## BEGIN
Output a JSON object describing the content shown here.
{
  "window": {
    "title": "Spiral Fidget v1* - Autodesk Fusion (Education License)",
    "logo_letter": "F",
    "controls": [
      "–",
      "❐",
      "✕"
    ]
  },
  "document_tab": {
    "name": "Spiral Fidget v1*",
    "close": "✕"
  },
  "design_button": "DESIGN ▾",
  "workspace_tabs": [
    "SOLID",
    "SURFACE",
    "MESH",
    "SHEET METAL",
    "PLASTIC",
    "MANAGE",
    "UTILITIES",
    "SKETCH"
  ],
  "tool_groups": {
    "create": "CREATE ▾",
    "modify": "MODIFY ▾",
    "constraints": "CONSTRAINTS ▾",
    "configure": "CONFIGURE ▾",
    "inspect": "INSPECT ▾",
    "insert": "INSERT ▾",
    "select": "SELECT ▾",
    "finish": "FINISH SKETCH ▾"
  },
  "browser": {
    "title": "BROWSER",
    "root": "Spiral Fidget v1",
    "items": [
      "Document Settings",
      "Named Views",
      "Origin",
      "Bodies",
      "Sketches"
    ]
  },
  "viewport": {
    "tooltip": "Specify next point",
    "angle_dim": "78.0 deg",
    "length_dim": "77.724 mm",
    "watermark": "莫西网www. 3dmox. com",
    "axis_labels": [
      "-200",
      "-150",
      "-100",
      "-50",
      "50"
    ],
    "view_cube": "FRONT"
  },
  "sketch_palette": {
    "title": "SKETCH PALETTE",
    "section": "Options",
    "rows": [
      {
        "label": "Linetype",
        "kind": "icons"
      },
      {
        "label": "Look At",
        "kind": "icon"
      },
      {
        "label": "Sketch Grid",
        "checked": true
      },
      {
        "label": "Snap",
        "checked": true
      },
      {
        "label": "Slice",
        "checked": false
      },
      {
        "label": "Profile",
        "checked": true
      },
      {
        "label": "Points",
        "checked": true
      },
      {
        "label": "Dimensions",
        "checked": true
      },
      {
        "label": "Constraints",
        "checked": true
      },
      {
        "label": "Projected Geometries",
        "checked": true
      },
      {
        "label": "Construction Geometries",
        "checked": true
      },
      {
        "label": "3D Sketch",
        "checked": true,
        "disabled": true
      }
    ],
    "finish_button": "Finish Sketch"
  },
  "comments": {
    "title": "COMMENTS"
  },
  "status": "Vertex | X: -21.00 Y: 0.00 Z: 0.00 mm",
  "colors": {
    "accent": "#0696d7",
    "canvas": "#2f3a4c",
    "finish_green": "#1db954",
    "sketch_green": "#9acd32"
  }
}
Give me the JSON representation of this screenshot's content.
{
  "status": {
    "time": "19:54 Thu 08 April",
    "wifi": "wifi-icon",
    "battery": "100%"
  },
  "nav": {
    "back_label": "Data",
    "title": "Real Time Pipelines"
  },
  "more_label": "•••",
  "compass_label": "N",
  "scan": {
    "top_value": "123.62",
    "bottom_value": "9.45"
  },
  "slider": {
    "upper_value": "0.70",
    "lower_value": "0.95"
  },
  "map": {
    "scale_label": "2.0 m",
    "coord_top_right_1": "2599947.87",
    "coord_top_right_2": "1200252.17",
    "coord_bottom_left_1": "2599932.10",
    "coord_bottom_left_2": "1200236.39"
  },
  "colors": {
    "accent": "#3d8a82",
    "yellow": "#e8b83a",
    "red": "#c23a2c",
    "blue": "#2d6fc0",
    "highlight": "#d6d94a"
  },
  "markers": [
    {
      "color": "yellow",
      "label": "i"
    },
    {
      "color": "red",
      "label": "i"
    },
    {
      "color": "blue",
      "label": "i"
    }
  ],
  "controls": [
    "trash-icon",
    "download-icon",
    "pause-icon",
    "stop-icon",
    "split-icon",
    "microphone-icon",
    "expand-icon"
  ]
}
## END
--- Task ---
Write out the entries above once more, without altering anything.

--- Expected answer ---
Output a JSON object describing the content shown here.
{
  "window": {
    "title": "Spiral Fidget v1* - Autodesk Fusion (Education License)",
    "logo_letter": "F",
    "controls": [
      "–",
      "❐",
      "✕"
    ]
  },
  "document_tab": {
    "name": "Spiral Fidget v1*",
    "close": "✕"
  },
  "design_button": "DESIGN ▾",
  "workspace_tabs": [
    "SOLID",
    "SURFACE",
    "MESH",
    "SHEET METAL",
    "PLASTIC",
    "MANAGE",
    "UTILITIES",
    "SKETCH"
  ],
  "tool_groups": {
    "create": "CREATE ▾",
    "modify": "MODIFY ▾",
    "constraints": "CONSTRAINTS ▾",
    "configure": "CONFIGURE ▾",
    "inspect": "INSPECT ▾",
    "insert": "INSERT ▾",
    "select": "SELECT ▾",
    "finish": "FINISH SKETCH ▾"
  },
  "browser": {
    "title": "BROWSER",
    "root": "Spiral Fidget v1",
    "items": [
      "Document Settings",
      "Named Views",
      "Origin",
      "Bodies",
      "Sketches"
    ]
  },
  "viewport": {
    "tooltip": "Specify next point",
    "angle_dim": "78.0 deg",
    "length_dim": "77.724 mm",
    "watermark": "莫西网www. 3dmox. com",
    "axis_labels": [
      "-200",
      "-150",
      "-100",
      "-50",
      "50"
    ],
    "view_cube": "FRONT"
  },
  "sketch_palette": {
    "title": "SKETCH PALETTE",
    "section": "Options",
    "rows": [
      {
        "label": "Linetype",
        "kind": "icons"
      },
      {
        "label": "Look At",
        "kind": "icon"
      },
      {
        "label": "Sketch Grid",
        "checked": true
      },
      {
        "label": "Snap",
        "checked": true
      },
      {
        "label": "Slice",
        "checked": false
      },
      {
        "label": "Profile",
        "checked": true
      },
      {
        "label": "Points",
        "checked": true
      },
      {
        "label": "Dimensions",
        "checked": true
      },
      {
        "label": "Constraints",
        "checked": true
      },
      {
        "label": "Projected Geometries",
        "checked": true
      },
      {
        "label": "Construction Geometries",
        "checked": true
      },
      {
        "label": "3D Sketch",
        "checked": true,
        "disabled": true
      }
    ],
    "finish_button": "Finish Sketch"
  },
  "comments": {
    "title": "COMMENTS"
  },
  "status": "Vertex | X: -21.00 Y: 0.00 Z: 0.00 mm",
  "colors": {
    "accent": "#0696d7",
    "canvas": "#2f3a4c",
    "finish_green": "#1db954",
    "sketch_green": "#9acd32"
  }
}
Give me the JSON representation of this screenshot's content.
{
  "status": {
    "time": "19:54 Thu 08 April",
    "wifi": "wifi-icon",
    "battery": "100%"
  },
  "nav": {
    "back_label": "Data",
    "title": "Real Time Pipelines"
  },
  "more_label": "•••",
  "compass_label": "N",
  "scan": {
    "top_value": "123.62",
    "bottom_value": "9.45"
  },
  "slider": {
    "upper_value": "0.70",
    "lower_value": "0.95"
  },
  "map": {
    "scale_label": "2.0 m",
    "coord_top_right_1": "2599947.87",
    "coord_top_right_2": "1200252.17",
    "coord_bottom_left_1": "2599932.10",
    "coord_bottom_left_2": "1200236.39"
  },
  "colors": {
    "accent": "#3d8a82",
    "yellow": "#e8b83a",
    "red": "#c23a2c",
    "blue": "#2d6fc0",
    "highlight": "#d6d94a"
  },
  "markers": [
    {
      "color": "yellow",
      "label": "i"
    },
    {
      "color": "red",
      "label": "i"
    },
    {
      "color": "blue",
      "label": "i"
    }
  ],
  "controls": [
    "trash-icon",
    "download-icon",
    "pause-icon",
    "stop-icon",
    "split-icon",
    "microphone-icon",
    "expand-icon"
  ]
}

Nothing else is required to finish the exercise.